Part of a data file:
━━━━━━

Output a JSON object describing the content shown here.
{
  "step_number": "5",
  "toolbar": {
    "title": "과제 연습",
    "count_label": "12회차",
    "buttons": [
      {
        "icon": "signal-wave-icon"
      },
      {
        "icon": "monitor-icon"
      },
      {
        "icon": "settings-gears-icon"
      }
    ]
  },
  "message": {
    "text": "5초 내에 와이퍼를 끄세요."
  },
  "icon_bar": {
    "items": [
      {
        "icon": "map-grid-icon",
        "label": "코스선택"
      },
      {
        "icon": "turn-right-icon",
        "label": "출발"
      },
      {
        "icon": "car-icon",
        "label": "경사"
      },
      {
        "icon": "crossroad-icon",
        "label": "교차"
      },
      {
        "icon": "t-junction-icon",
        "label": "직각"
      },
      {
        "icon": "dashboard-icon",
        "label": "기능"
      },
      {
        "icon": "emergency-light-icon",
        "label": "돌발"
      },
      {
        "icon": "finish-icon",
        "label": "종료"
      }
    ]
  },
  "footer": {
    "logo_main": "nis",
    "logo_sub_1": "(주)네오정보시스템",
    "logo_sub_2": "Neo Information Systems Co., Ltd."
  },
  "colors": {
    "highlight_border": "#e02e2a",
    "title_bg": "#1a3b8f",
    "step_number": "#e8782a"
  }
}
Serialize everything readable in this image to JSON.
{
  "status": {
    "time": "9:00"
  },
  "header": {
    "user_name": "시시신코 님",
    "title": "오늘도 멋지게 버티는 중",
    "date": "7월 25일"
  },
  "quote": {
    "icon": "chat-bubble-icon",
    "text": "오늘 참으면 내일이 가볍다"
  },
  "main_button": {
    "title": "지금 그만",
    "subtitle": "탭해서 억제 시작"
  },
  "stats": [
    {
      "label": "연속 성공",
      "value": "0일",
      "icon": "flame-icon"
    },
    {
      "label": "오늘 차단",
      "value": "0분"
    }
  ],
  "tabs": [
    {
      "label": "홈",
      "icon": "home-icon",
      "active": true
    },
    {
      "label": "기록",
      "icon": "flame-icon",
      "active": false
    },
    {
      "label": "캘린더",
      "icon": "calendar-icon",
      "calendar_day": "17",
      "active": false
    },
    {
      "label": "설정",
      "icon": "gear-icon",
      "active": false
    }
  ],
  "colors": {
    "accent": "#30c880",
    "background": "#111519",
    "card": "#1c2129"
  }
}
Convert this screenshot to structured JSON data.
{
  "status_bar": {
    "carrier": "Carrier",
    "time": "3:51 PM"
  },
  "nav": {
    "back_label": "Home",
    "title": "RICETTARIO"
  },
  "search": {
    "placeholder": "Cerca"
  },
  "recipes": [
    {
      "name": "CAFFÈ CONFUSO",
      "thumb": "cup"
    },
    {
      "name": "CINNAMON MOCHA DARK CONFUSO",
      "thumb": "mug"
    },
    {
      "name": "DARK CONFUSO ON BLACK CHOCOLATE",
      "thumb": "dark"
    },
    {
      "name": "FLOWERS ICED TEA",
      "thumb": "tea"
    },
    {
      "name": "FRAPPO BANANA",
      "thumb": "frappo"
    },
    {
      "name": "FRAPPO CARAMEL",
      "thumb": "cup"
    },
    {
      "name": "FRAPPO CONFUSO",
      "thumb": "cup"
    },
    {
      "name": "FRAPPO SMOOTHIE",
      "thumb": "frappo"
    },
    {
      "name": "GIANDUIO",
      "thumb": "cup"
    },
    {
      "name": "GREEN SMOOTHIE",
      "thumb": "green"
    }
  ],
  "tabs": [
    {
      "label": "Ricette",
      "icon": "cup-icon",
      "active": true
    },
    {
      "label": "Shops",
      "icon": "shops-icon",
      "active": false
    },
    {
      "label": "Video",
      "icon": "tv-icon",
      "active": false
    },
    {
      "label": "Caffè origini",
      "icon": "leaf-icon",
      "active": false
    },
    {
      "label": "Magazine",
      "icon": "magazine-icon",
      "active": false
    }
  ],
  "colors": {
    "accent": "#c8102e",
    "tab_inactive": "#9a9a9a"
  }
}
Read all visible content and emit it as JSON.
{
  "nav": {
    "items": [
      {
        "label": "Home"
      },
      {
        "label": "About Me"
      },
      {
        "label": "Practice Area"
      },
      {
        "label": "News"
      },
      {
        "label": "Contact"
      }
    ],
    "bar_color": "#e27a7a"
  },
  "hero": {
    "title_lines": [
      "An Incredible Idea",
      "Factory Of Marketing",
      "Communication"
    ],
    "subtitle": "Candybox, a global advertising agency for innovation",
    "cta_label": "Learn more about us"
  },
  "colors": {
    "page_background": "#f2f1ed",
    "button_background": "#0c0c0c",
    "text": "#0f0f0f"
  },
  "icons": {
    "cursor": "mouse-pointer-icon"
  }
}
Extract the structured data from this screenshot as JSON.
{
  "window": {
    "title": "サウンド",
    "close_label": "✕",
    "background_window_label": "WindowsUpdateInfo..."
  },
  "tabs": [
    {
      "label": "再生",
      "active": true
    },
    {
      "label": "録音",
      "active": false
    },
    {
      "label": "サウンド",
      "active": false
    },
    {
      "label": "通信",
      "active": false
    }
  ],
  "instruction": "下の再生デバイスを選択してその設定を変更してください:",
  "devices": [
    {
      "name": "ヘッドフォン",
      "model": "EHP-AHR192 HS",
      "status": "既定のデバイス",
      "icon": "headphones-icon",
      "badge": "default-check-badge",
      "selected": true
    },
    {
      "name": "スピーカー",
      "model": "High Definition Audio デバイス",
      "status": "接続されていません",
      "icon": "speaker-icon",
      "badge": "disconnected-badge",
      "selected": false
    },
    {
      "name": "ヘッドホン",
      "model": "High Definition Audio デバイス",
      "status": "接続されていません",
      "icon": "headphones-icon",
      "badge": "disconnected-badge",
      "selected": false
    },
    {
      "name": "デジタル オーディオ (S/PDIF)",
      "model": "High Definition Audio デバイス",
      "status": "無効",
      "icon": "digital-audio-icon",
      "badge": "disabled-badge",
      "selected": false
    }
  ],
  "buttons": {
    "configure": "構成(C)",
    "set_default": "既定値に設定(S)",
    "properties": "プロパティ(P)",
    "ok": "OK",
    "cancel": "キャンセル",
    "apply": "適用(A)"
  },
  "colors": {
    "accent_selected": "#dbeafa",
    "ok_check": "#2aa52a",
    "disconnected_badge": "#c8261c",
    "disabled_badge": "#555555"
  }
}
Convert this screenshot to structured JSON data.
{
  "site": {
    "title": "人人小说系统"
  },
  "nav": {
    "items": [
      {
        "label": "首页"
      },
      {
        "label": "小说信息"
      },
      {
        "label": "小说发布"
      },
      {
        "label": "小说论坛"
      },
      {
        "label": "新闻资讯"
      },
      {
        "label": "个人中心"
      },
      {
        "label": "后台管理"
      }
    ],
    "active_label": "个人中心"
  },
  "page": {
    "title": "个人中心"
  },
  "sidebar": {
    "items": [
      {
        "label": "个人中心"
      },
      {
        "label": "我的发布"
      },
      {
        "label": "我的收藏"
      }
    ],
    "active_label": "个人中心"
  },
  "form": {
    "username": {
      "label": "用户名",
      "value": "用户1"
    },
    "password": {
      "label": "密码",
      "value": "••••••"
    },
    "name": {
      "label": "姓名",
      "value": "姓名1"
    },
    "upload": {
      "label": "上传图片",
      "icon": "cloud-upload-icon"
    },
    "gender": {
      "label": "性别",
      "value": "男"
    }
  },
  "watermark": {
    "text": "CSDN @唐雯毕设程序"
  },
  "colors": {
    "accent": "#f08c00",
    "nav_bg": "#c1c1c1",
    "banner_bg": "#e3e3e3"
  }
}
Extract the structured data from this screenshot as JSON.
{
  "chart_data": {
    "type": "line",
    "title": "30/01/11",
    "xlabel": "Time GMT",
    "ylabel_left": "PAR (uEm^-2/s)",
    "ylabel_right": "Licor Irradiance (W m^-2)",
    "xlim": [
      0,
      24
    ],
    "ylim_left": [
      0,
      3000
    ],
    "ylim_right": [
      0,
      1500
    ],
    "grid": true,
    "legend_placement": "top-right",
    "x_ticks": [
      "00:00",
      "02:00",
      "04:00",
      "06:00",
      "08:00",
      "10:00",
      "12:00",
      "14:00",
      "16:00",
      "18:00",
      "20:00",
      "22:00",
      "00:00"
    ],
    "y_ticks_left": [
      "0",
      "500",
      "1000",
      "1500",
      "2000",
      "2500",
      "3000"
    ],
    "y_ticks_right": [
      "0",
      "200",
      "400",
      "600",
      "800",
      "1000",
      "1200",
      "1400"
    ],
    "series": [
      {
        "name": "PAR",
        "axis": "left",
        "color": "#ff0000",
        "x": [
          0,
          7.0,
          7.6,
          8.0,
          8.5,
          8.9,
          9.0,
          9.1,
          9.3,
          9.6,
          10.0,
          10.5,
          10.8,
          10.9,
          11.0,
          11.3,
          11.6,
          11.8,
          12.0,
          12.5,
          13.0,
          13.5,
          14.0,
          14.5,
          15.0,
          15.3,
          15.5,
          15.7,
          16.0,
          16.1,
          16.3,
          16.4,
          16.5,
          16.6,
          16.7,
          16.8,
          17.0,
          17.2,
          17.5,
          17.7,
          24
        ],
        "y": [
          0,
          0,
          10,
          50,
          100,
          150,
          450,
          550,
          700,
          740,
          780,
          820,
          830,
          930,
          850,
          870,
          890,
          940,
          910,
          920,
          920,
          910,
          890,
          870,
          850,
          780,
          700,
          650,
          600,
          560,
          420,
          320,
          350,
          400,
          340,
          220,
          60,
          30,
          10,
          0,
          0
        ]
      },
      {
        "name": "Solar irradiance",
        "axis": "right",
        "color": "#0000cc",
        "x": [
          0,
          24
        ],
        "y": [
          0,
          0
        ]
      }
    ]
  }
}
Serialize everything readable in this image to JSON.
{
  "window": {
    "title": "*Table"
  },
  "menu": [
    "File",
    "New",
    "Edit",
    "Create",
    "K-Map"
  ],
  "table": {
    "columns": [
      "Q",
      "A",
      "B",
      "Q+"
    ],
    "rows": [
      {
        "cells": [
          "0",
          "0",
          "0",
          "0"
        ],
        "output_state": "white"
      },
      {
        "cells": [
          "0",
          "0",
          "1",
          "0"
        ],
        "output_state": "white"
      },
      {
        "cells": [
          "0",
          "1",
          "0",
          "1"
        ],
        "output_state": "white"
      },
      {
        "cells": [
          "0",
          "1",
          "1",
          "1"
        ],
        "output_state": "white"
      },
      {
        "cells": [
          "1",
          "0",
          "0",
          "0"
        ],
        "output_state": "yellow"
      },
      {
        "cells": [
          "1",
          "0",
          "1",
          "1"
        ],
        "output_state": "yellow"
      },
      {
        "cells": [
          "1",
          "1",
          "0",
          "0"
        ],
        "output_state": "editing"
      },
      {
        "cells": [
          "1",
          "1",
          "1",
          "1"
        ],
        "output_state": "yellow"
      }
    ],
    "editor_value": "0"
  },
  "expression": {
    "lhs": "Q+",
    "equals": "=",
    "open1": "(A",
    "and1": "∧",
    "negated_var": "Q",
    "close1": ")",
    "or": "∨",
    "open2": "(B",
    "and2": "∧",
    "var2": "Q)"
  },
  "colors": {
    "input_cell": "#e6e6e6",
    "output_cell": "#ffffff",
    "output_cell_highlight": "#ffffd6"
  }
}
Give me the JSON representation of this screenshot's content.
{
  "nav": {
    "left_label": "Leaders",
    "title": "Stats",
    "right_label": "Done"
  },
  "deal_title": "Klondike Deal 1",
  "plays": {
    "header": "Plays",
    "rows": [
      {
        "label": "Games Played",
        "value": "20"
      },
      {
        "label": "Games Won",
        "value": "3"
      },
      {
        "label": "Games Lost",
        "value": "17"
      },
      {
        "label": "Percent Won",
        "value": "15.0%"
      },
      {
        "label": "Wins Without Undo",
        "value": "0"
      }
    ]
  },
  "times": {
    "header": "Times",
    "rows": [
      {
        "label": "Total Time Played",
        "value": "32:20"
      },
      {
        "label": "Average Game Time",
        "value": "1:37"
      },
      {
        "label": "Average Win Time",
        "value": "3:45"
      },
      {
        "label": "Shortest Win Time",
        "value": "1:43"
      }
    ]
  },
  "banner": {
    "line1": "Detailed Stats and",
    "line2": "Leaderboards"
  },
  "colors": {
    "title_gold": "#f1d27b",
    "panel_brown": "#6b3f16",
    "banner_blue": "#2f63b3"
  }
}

━━━━━━

In the records above, find each line that holds the word "CONFUSO"; copy all such lines.

      "name": "CAFFÈ CONFUSO",
      "name": "CINNAMON MOCHA DARK CONFUSO",
      "name": "DARK CONFUSO ON BLACK CHOCOLATE",
      "name": "FRAPPO CONFUSO",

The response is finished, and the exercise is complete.